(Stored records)
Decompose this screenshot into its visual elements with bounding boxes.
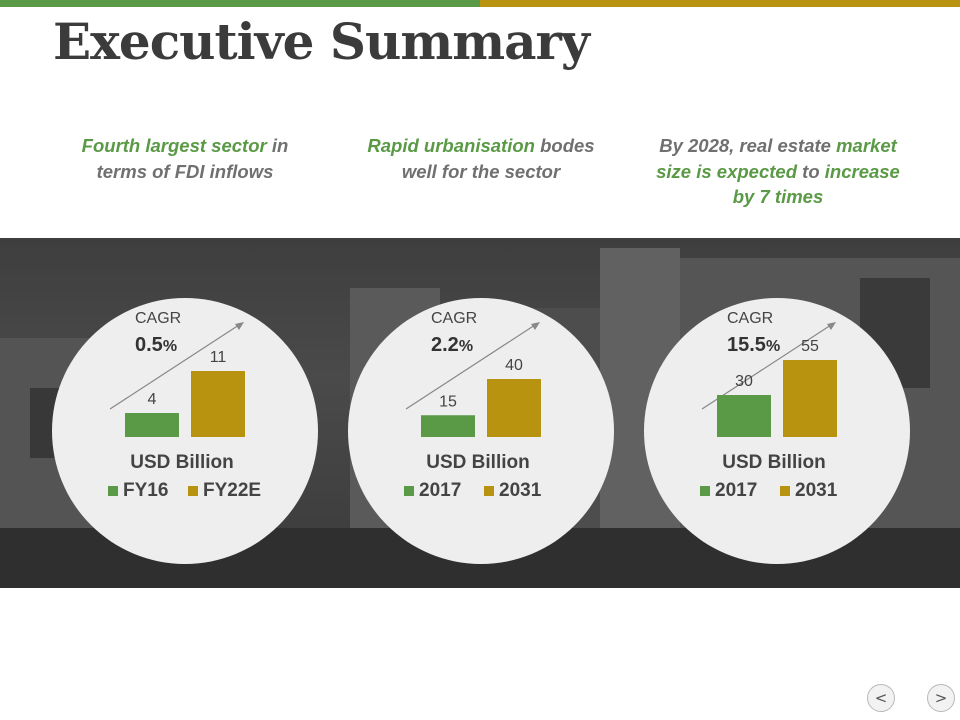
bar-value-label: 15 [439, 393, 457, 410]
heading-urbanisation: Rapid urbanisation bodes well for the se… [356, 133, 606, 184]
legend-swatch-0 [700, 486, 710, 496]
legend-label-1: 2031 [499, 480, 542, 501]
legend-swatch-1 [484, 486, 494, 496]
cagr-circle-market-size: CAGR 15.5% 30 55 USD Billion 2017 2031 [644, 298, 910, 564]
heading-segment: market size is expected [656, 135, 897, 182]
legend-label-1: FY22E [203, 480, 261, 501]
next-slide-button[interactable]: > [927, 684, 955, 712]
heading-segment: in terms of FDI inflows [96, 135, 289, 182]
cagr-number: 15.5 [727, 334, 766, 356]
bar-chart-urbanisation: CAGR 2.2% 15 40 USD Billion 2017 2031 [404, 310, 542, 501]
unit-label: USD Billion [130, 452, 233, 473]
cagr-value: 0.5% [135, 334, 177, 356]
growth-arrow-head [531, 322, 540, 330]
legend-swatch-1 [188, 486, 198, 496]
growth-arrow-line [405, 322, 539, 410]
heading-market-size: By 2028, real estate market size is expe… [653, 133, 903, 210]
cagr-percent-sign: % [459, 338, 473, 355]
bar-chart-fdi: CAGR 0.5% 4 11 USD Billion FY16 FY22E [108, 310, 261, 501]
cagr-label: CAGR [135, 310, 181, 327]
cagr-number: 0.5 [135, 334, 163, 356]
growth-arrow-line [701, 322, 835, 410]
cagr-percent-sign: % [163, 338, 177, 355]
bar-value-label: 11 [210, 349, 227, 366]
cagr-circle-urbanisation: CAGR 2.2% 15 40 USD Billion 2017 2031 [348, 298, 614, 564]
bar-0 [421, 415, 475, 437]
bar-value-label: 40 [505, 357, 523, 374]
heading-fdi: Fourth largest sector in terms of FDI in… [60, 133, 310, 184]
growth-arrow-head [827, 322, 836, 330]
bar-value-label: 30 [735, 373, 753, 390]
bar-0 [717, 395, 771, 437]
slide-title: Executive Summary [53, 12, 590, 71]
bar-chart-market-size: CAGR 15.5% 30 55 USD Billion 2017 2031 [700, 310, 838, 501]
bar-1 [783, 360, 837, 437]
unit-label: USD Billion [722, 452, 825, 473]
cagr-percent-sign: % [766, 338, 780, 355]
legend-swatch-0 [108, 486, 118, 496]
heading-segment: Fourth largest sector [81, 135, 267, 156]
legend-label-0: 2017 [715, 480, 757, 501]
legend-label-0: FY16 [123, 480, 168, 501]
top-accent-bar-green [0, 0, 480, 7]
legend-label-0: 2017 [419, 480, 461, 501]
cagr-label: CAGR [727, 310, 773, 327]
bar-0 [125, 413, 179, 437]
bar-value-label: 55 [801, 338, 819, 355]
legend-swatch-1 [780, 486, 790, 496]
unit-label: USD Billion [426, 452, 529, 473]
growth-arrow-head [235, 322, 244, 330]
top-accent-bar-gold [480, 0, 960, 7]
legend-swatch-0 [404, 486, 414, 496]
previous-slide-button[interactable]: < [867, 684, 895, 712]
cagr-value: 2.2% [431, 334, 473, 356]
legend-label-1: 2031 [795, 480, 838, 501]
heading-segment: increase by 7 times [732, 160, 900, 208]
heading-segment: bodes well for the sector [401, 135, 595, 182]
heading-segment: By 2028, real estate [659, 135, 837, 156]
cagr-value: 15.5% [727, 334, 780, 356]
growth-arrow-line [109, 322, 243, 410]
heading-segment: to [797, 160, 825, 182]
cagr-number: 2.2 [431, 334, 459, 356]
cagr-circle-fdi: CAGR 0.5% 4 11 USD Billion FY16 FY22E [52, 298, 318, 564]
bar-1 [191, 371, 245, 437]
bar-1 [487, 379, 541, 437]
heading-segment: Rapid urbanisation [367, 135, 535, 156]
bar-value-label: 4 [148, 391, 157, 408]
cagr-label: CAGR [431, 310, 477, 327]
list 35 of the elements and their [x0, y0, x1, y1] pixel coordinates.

**Problem description**
Format every line of the row above as a numbered list, skipping blank lines and leaving out the picture.

**Response to the exercise**
1. Decompose this screenshot into its visual elements with bounding boxes.
2. bar-value-label: 15 [439, 393, 457, 410]
3. heading-urbanisation: Rapid urbanisation bodes well for the se… [356, 133, 606, 184]
4. legend-swatch-0 [700, 486, 710, 496]
5. legend-label-1: 2031 [499, 480, 542, 501]
6. legend-swatch-1 [484, 486, 494, 496]
7. cagr-circle-market-size: CAGR 15.5% 30 55 USD Billion 2017 2031 [644, 298, 910, 564]
8. heading-segment: market size is expected [656, 135, 897, 182]
9. legend-label-1: FY22E [203, 480, 261, 501]
10. next-slide-button[interactable]: > [927, 684, 955, 712]
11. heading-segment: in terms of FDI inflows [96, 135, 289, 182]
12. cagr-number: 15.5 [727, 334, 766, 356]
13. bar-chart-urbanisation: CAGR 2.2% 15 40 USD Billion 2017 2031 [404, 310, 542, 501]
14. unit-label: USD Billion [130, 452, 233, 473]
15. cagr-value: 0.5% [135, 334, 177, 356]
16. growth-arrow-head [531, 322, 540, 330]
17. legend-swatch-1 [188, 486, 198, 496]
18. growth-arrow-line [405, 322, 539, 410]
19. heading-market-size: By 2028, real estate market size is expe… [653, 133, 903, 210]
20. cagr-percent-sign: % [459, 338, 473, 355]
21. bar-chart-fdi: CAGR 0.5% 4 11 USD Billion FY16 FY22E [108, 310, 261, 501]
22. cagr-label: CAGR [135, 310, 181, 327]
23. cagr-number: 0.5 [135, 334, 163, 356]
24. growth-arrow-line [701, 322, 835, 410]
25. cagr-percent-sign: % [163, 338, 177, 355]
26. bar-value-label: 11 [210, 349, 227, 366]
27. cagr-circle-urbanisation: CAGR 2.2% 15 40 USD Billion 2017 2031 [348, 298, 614, 564]
28. bar-0 [421, 415, 475, 437]
29. bar-value-label: 40 [505, 357, 523, 374]
30. heading-fdi: Fourth largest sector in terms of FDI in… [60, 133, 310, 184]
31. growth-arrow-head [827, 322, 836, 330]
32. bar-value-label: 30 [735, 373, 753, 390]
33. bar-0 [717, 395, 771, 437]
34. slide-title: Executive Summary [53, 12, 590, 71]
35. bar-chart-market-size: CAGR 15.5% 30 55 USD Billion 2017 2031 [700, 310, 838, 501]
36. bar-1 [783, 360, 837, 437]
37. unit-label: USD Billion [722, 452, 825, 473]
38. cagr-percent-sign: % [766, 338, 780, 355]
39. legend-swatch-0 [108, 486, 118, 496]
40. heading-segment: Fourth largest sector [81, 135, 267, 156]
41. legend-label-0: 2017 [715, 480, 757, 501]
42. legend-label-0: FY16 [123, 480, 168, 501]
43. top-accent-bar-green [0, 0, 480, 7]
44. legend-label-0: 2017 [419, 480, 461, 501]
45. cagr-label: CAGR [727, 310, 773, 327]
46. bar-0 [125, 413, 179, 437]
47. bar-value-label: 55 [801, 338, 819, 355]
48. legend-swatch-1 [780, 486, 790, 496]
49. unit-label: USD Billion [426, 452, 529, 473]
50. growth-arrow-head [235, 322, 244, 330]
51. top-accent-bar-gold [480, 0, 960, 7]
52. legend-swatch-0 [404, 486, 414, 496]
53. previous-slide-button[interactable]: < [867, 684, 895, 712]
54. cagr-value: 2.2% [431, 334, 473, 356]
55. legend-label-1: 2031 [795, 480, 838, 501]
56. heading-segment: increase by 7 times [732, 160, 900, 208]
57. heading-segment: bodes well for the sector [401, 135, 595, 182]
58. heading-segment: By 2028, real estate [659, 135, 837, 156]
59. cagr-value: 15.5% [727, 334, 780, 356]
60. growth-arrow-line [109, 322, 243, 410]
61. heading-segment: to [797, 160, 825, 182]
62. cagr-number: 2.2 [431, 334, 459, 356]
63. cagr-circle-fdi: CAGR 0.5% 4 11 USD Billion FY16 FY22E [52, 298, 318, 564]
64. bar-1 [191, 371, 245, 437]
65. bar-1 [487, 379, 541, 437]
66. heading-segment: Rapid urbanisation [367, 135, 535, 156]
67. bar-value-label: 4 [148, 391, 157, 408]
68. cagr-label: CAGR [431, 310, 477, 327]
69. list 35 of the elements and their [x0, y0, x1, y1] pixel coordinates.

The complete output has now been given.